• **OBJECTIVE**
Please return each line in the listing below that contains the string "chart". Case counts.
— START PROVIDED INFORMATION —
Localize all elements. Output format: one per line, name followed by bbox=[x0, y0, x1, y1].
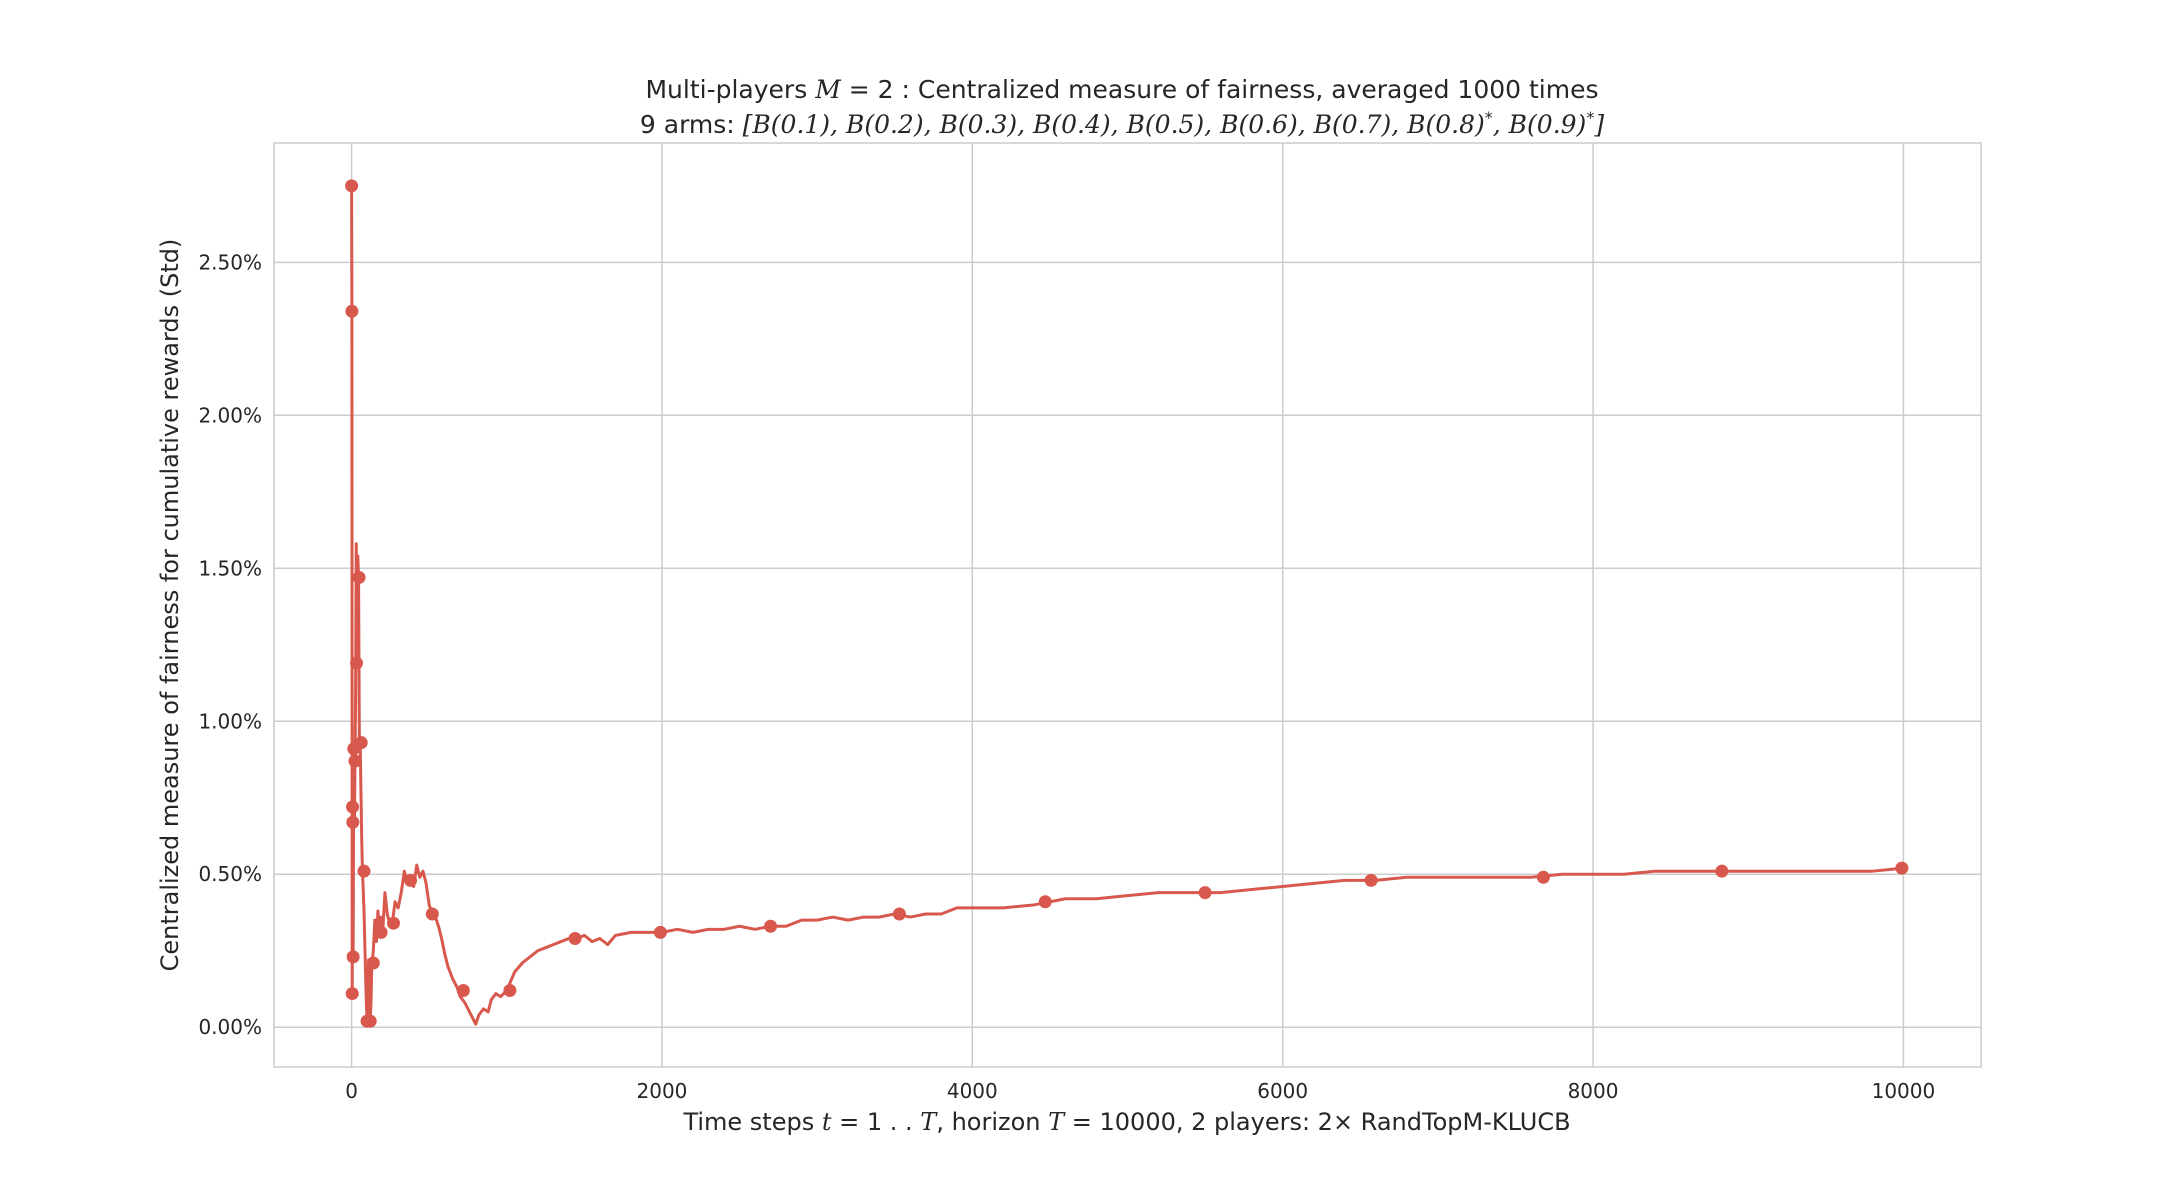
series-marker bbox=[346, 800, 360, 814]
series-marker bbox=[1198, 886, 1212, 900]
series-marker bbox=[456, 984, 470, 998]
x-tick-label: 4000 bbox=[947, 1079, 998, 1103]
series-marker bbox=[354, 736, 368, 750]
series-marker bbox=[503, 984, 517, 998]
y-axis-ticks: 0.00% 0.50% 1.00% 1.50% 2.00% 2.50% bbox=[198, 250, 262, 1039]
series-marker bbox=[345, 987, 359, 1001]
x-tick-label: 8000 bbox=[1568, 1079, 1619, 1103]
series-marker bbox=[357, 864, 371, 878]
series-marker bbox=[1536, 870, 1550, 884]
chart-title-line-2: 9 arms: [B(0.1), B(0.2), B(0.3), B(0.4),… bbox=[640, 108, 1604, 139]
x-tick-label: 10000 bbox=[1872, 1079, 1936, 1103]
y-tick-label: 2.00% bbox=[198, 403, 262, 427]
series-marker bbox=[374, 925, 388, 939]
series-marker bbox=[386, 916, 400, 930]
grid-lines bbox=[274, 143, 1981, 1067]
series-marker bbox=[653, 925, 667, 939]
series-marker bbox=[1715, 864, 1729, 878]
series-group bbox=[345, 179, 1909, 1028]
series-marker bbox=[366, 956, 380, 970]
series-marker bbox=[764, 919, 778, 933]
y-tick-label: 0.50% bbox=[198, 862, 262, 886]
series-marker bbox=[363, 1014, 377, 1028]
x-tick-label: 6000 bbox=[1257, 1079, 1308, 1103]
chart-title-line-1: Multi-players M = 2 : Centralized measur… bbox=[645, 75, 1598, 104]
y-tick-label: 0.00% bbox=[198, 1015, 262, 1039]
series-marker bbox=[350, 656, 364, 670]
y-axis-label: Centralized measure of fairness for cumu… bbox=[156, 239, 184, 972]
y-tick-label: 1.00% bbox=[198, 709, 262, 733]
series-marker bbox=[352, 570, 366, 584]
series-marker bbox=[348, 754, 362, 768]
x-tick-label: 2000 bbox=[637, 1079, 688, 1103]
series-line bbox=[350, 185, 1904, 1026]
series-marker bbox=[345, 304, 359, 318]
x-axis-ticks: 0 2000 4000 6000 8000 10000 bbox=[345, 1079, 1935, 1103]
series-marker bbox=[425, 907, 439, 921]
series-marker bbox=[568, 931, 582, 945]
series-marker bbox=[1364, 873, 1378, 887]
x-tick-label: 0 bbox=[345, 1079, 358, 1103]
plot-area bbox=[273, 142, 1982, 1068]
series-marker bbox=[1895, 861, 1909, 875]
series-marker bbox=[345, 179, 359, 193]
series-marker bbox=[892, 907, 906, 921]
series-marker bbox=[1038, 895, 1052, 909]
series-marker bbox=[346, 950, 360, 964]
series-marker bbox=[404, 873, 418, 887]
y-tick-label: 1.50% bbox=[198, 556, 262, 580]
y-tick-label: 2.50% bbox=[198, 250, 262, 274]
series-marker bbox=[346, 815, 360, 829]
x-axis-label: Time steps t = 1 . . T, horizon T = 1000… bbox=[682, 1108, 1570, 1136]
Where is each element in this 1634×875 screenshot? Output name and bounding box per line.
— END PROVIDED INFORMATION —
• **ANSWER TO THE TASK**
chart-title-line-2: 9 arms: [B(0.1), B(0.2), B(0.3), B(0.4),… bbox=[640, 108, 1604, 139]
chart-title-line-1: Multi-players M = 2 : Centralized measur… bbox=[645, 75, 1598, 104]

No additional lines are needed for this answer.